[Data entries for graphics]
·····
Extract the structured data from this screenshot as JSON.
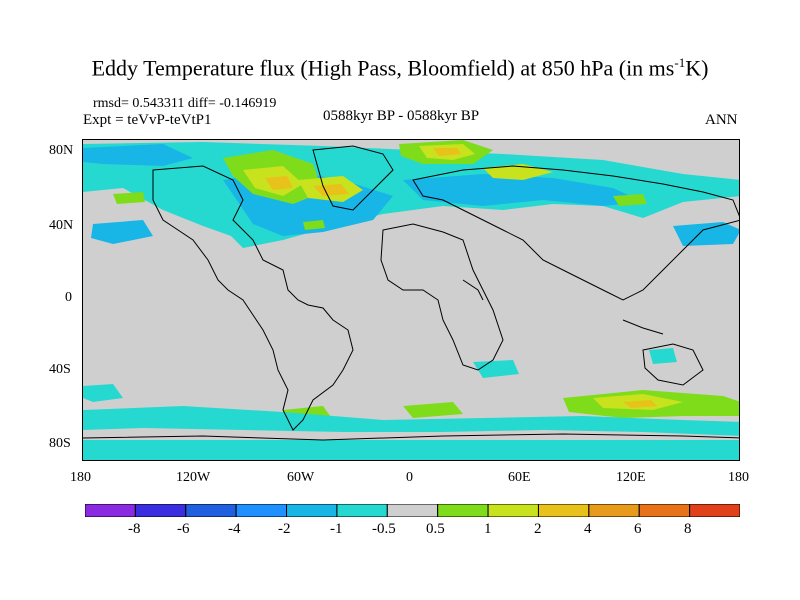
{
  "title": {
    "main": "Eddy Temperature flux (High Pass, Bloomfield) at 850 hPa (in ms",
    "sup": "-1",
    "end": "K)"
  },
  "stats": "rmsd= 0.543311 diff= -0.146919",
  "expt": "Expt = teVvP-teVtP1",
  "period": "0588kyr BP - 0588kyr BP",
  "season": "ANN",
  "lat_labels": [
    "80N",
    "40N",
    "0",
    "40S",
    "80S"
  ],
  "lon_labels": [
    "180",
    "120W",
    "60W",
    "0",
    "60E",
    "120E",
    "180"
  ],
  "colorbar": {
    "labels": [
      "-8",
      "-6",
      "-4",
      "-2",
      "-1",
      "-0.5",
      "0.5",
      "1",
      "2",
      "4",
      "6",
      "8"
    ],
    "colors": [
      "#8a2be2",
      "#3a2ee0",
      "#1f5fe0",
      "#1e90ff",
      "#17b6e6",
      "#26d9d0",
      "#cfcfcf",
      "#7fdc1a",
      "#c8e21e",
      "#e8c21a",
      "#e89a1a",
      "#e8721a",
      "#e0401a"
    ]
  }
}
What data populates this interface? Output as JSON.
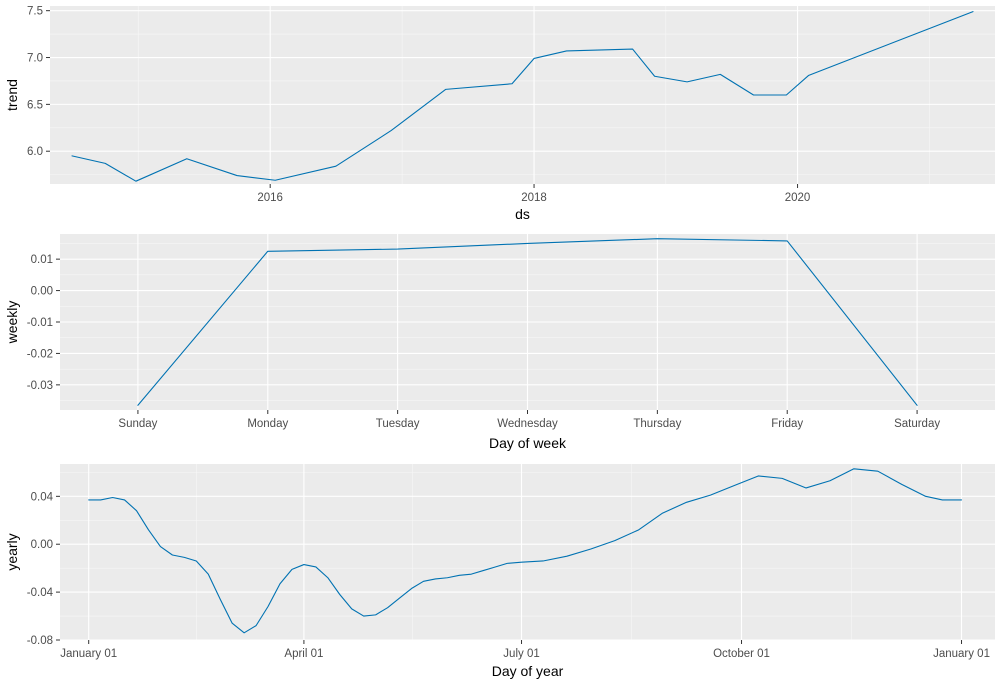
{
  "colors": {
    "line": "#0072B2",
    "panel": "#EBEBEB",
    "grid": "#FFFFFF"
  },
  "chart_data": [
    {
      "type": "line",
      "panel": "trend",
      "xlabel": "ds",
      "ylabel": "trend",
      "x_type": "date",
      "xlim": [
        "2014-05-01",
        "2021-07-01"
      ],
      "ylim": [
        5.65,
        7.55
      ],
      "x_ticks": [
        "2016-01-01",
        "2018-01-01",
        "2020-01-01"
      ],
      "x_tick_labels": [
        "2016",
        "2018",
        "2020"
      ],
      "y_ticks": [
        6.0,
        6.5,
        7.0,
        7.5
      ],
      "y_tick_labels": [
        "6.0",
        "6.5",
        "7.0",
        "7.5"
      ],
      "grid": true,
      "series": [
        {
          "x": [
            "2014-07-01",
            "2014-10-01",
            "2014-12-25",
            "2015-05-15",
            "2015-10-01",
            "2016-01-15",
            "2016-07-01",
            "2016-12-01",
            "2017-05-01",
            "2017-11-01",
            "2018-01-01",
            "2018-04-01",
            "2018-10-01",
            "2018-12-01",
            "2019-03-01",
            "2019-06-01",
            "2019-09-01",
            "2019-12-01",
            "2020-02-01",
            "2021-05-01"
          ],
          "y": [
            5.95,
            5.87,
            5.68,
            5.92,
            5.74,
            5.69,
            5.84,
            6.22,
            6.66,
            6.72,
            6.99,
            7.07,
            7.09,
            6.8,
            6.74,
            6.82,
            6.6,
            6.6,
            6.81,
            7.49
          ]
        }
      ]
    },
    {
      "type": "line",
      "panel": "weekly",
      "xlabel": "Day of week",
      "ylabel": "weekly",
      "categories": [
        "Sunday",
        "Monday",
        "Tuesday",
        "Wednesday",
        "Thursday",
        "Friday",
        "Saturday"
      ],
      "ylim": [
        -0.038,
        0.018
      ],
      "y_ticks": [
        0.01,
        0.0,
        -0.01,
        -0.02,
        -0.03
      ],
      "y_tick_labels": [
        "0.01",
        "0.00",
        "-0.01",
        "-0.02",
        "-0.03"
      ],
      "grid": true,
      "series": [
        {
          "values": [
            -0.0365,
            0.0125,
            0.0132,
            0.015,
            0.0165,
            0.0158,
            -0.0365
          ]
        }
      ]
    },
    {
      "type": "line",
      "panel": "yearly",
      "xlabel": "Day of year",
      "ylabel": "yearly",
      "x_type": "day_of_year",
      "xlim": [
        -12,
        379
      ],
      "ylim": [
        -0.08,
        0.067
      ],
      "x_ticks": [
        0,
        90,
        181,
        273,
        365
      ],
      "x_tick_labels": [
        "January 01",
        "April 01",
        "July 01",
        "October 01",
        "January 01"
      ],
      "y_ticks": [
        0.04,
        0.0,
        -0.04,
        -0.08
      ],
      "y_tick_labels": [
        "0.04",
        "0.00",
        "-0.04",
        "-0.08"
      ],
      "grid": true,
      "series": [
        {
          "x": [
            0,
            5,
            10,
            15,
            20,
            25,
            30,
            35,
            40,
            45,
            50,
            55,
            60,
            65,
            70,
            75,
            80,
            85,
            90,
            95,
            100,
            105,
            110,
            115,
            120,
            125,
            130,
            135,
            140,
            145,
            150,
            155,
            160,
            165,
            170,
            175,
            181,
            190,
            200,
            210,
            220,
            230,
            240,
            250,
            260,
            270,
            280,
            290,
            300,
            310,
            320,
            330,
            340,
            350,
            357,
            365
          ],
          "y": [
            0.037,
            0.037,
            0.039,
            0.037,
            0.028,
            0.012,
            -0.002,
            -0.009,
            -0.011,
            -0.014,
            -0.025,
            -0.046,
            -0.066,
            -0.074,
            -0.068,
            -0.052,
            -0.033,
            -0.021,
            -0.017,
            -0.019,
            -0.028,
            -0.042,
            -0.054,
            -0.06,
            -0.059,
            -0.053,
            -0.045,
            -0.037,
            -0.031,
            -0.029,
            -0.028,
            -0.026,
            -0.025,
            -0.022,
            -0.019,
            -0.016,
            -0.015,
            -0.014,
            -0.01,
            -0.004,
            0.003,
            0.012,
            0.026,
            0.035,
            0.041,
            0.049,
            0.057,
            0.055,
            0.047,
            0.053,
            0.063,
            0.061,
            0.05,
            0.04,
            0.037,
            0.037
          ]
        }
      ]
    }
  ]
}
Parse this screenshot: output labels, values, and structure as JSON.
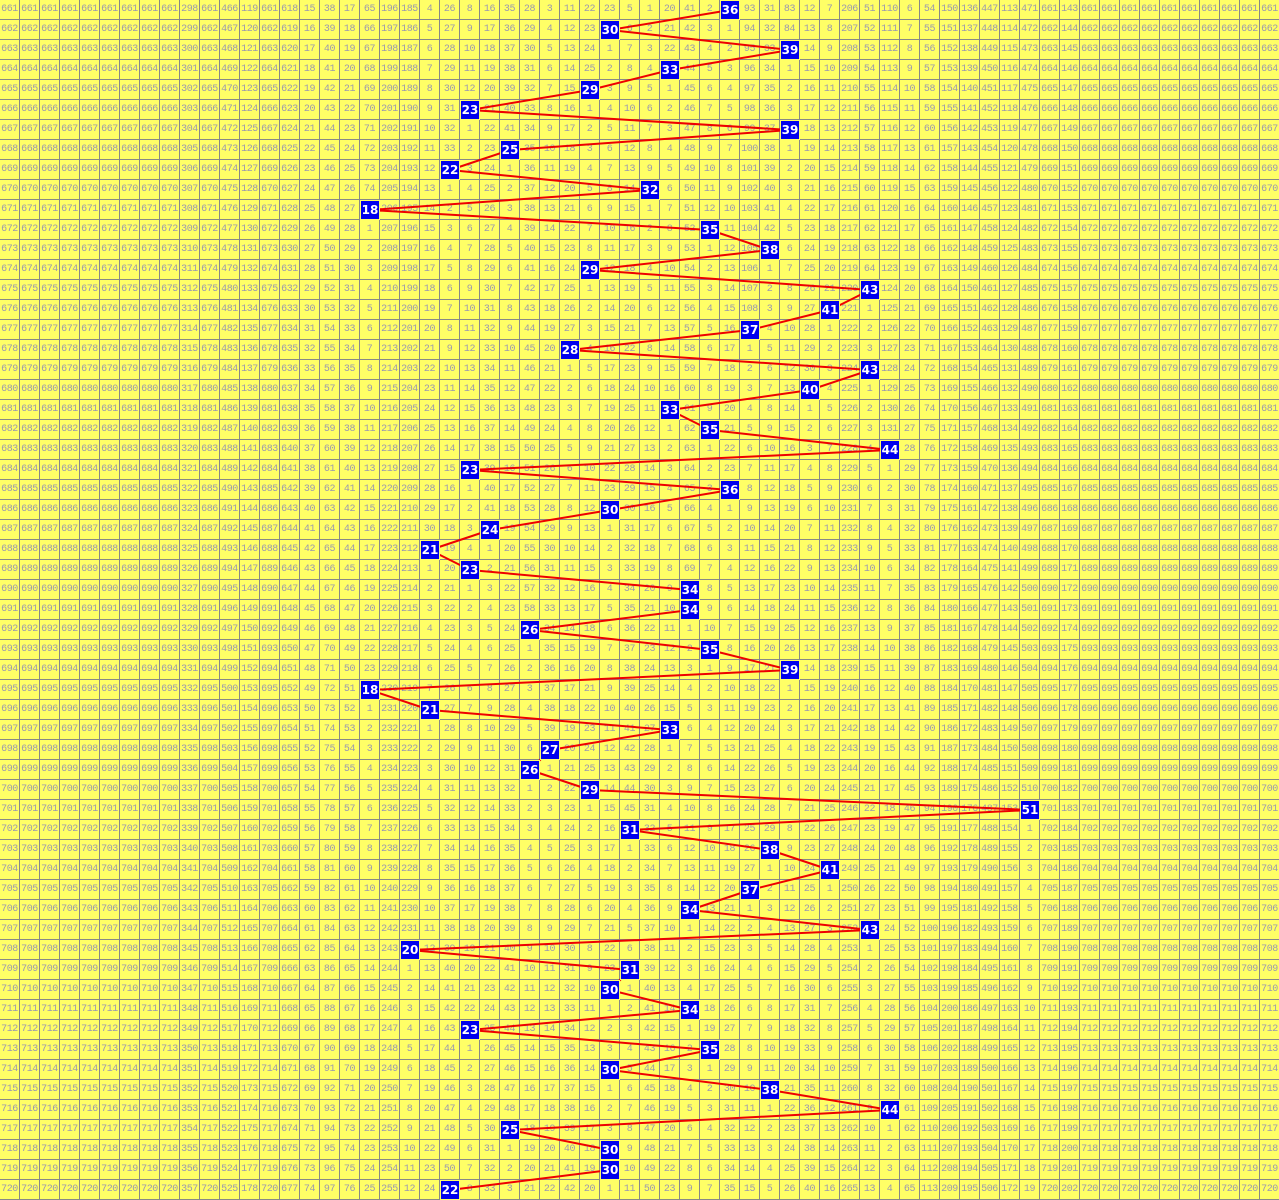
·····
[What is required] Set down all the entries exactly as they appear, but skip any pictures.

[Problem solution]
Extract the structured data from this screenshot as JSON.
{
  "title": {
    "main": "Eddy Temperature flux (High Pass, Bloomfield) at 850 hPa (in ms",
    "sup": "-1",
    "end": "K)"
  },
  "stats": "rmsd= 0.543311 diff= -0.146919",
  "expt": "Expt = teVvP-teVtP1",
  "period": "0588kyr BP - 0588kyr BP",
  "season": "ANN",
  "lat_labels": [
    "80N",
    "40N",
    "0",
    "40S",
    "80S"
  ],
  "lon_labels": [
    "180",
    "120W",
    "60W",
    "0",
    "60E",
    "120E",
    "180"
  ],
  "colorbar": {
    "labels": [
      "-8",
      "-6",
      "-4",
      "-2",
      "-1",
      "-0.5",
      "0.5",
      "1",
      "2",
      "4",
      "6",
      "8"
    ],
    "colors": [
      "#8a2be2",
      "#3a2ee0",
      "#1f5fe0",
      "#1e90ff",
      "#17b6e6",
      "#26d9d0",
      "#cfcfcf",
      "#7fdc1a",
      "#c8e21e",
      "#e8c21a",
      "#e89a1a",
      "#e8721a",
      "#e0401a"
    ]
  }
}
What data populates this interface? Output as JSON.
{
  "colors": {
    "line": "#0072B2",
    "panel": "#EBEBEB",
    "grid": "#FFFFFF"
  },
  "chart_data": [
    {
      "type": "line",
      "panel": "trend",
      "xlabel": "ds",
      "ylabel": "trend",
      "x_type": "date",
      "xlim": [
        "2014-05-01",
        "2021-07-01"
      ],
      "ylim": [
        5.65,
        7.55
      ],
      "x_ticks": [
        "2016-01-01",
        "2018-01-01",
        "2020-01-01"
      ],
      "x_tick_labels": [
        "2016",
        "2018",
        "2020"
      ],
      "y_ticks": [
        6.0,
        6.5,
        7.0,
        7.5
      ],
      "y_tick_labels": [
        "6.0",
        "6.5",
        "7.0",
        "7.5"
      ],
      "grid": true,
      "series": [
        {
          "x": [
            "2014-07-01",
            "2014-10-01",
            "2014-12-25",
            "2015-05-15",
            "2015-10-01",
            "2016-01-15",
            "2016-07-01",
            "2016-12-01",
            "2017-05-01",
            "2017-11-01",
            "2018-01-01",
            "2018-04-01",
            "2018-10-01",
            "2018-12-01",
            "2019-03-01",
            "2019-06-01",
            "2019-09-01",
            "2019-12-01",
            "2020-02-01",
            "2021-05-01"
          ],
          "y": [
            5.95,
            5.87,
            5.68,
            5.92,
            5.74,
            5.69,
            5.84,
            6.22,
            6.66,
            6.72,
            6.99,
            7.07,
            7.09,
            6.8,
            6.74,
            6.82,
            6.6,
            6.6,
            6.81,
            7.49
          ]
        }
      ]
    },
    {
      "type": "line",
      "panel": "weekly",
      "xlabel": "Day of week",
      "ylabel": "weekly",
      "categories": [
        "Sunday",
        "Monday",
        "Tuesday",
        "Wednesday",
        "Thursday",
        "Friday",
        "Saturday"
      ],
      "ylim": [
        -0.038,
        0.018
      ],
      "y_ticks": [
        0.01,
        0.0,
        -0.01,
        -0.02,
        -0.03
      ],
      "y_tick_labels": [
        "0.01",
        "0.00",
        "-0.01",
        "-0.02",
        "-0.03"
      ],
      "grid": true,
      "series": [
        {
          "values": [
            -0.0365,
            0.0125,
            0.0132,
            0.015,
            0.0165,
            0.0158,
            -0.0365
          ]
        }
      ]
    },
    {
      "type": "line",
      "panel": "yearly",
      "xlabel": "Day of year",
      "ylabel": "yearly",
      "x_type": "day_of_year",
      "xlim": [
        -12,
        379
      ],
      "ylim": [
        -0.08,
        0.067
      ],
      "x_ticks": [
        0,
        90,
        181,
        273,
        365
      ],
      "x_tick_labels": [
        "January 01",
        "April 01",
        "July 01",
        "October 01",
        "January 01"
      ],
      "y_ticks": [
        0.04,
        0.0,
        -0.04,
        -0.08
      ],
      "y_tick_labels": [
        "0.04",
        "0.00",
        "-0.04",
        "-0.08"
      ],
      "grid": true,
      "series": [
        {
          "x": [
            0,
            5,
            10,
            15,
            20,
            25,
            30,
            35,
            40,
            45,
            50,
            55,
            60,
            65,
            70,
            75,
            80,
            85,
            90,
            95,
            100,
            105,
            110,
            115,
            120,
            125,
            130,
            135,
            140,
            145,
            150,
            155,
            160,
            165,
            170,
            175,
            181,
            190,
            200,
            210,
            220,
            230,
            240,
            250,
            260,
            270,
            280,
            290,
            300,
            310,
            320,
            330,
            340,
            350,
            357,
            365
          ],
          "y": [
            0.037,
            0.037,
            0.039,
            0.037,
            0.028,
            0.012,
            -0.002,
            -0.009,
            -0.011,
            -0.014,
            -0.025,
            -0.046,
            -0.066,
            -0.074,
            -0.068,
            -0.052,
            -0.033,
            -0.021,
            -0.017,
            -0.019,
            -0.028,
            -0.042,
            -0.054,
            -0.06,
            -0.059,
            -0.053,
            -0.045,
            -0.037,
            -0.031,
            -0.029,
            -0.028,
            -0.026,
            -0.025,
            -0.022,
            -0.019,
            -0.016,
            -0.015,
            -0.014,
            -0.01,
            -0.004,
            0.003,
            0.012,
            0.026,
            0.035,
            0.041,
            0.049,
            0.057,
            0.055,
            0.047,
            0.053,
            0.063,
            0.061,
            0.05,
            0.04,
            0.037,
            0.037
          ]
        }
      ]
    }
  ]
}
Parse this screenshot: output labels, values, and structure as JSON.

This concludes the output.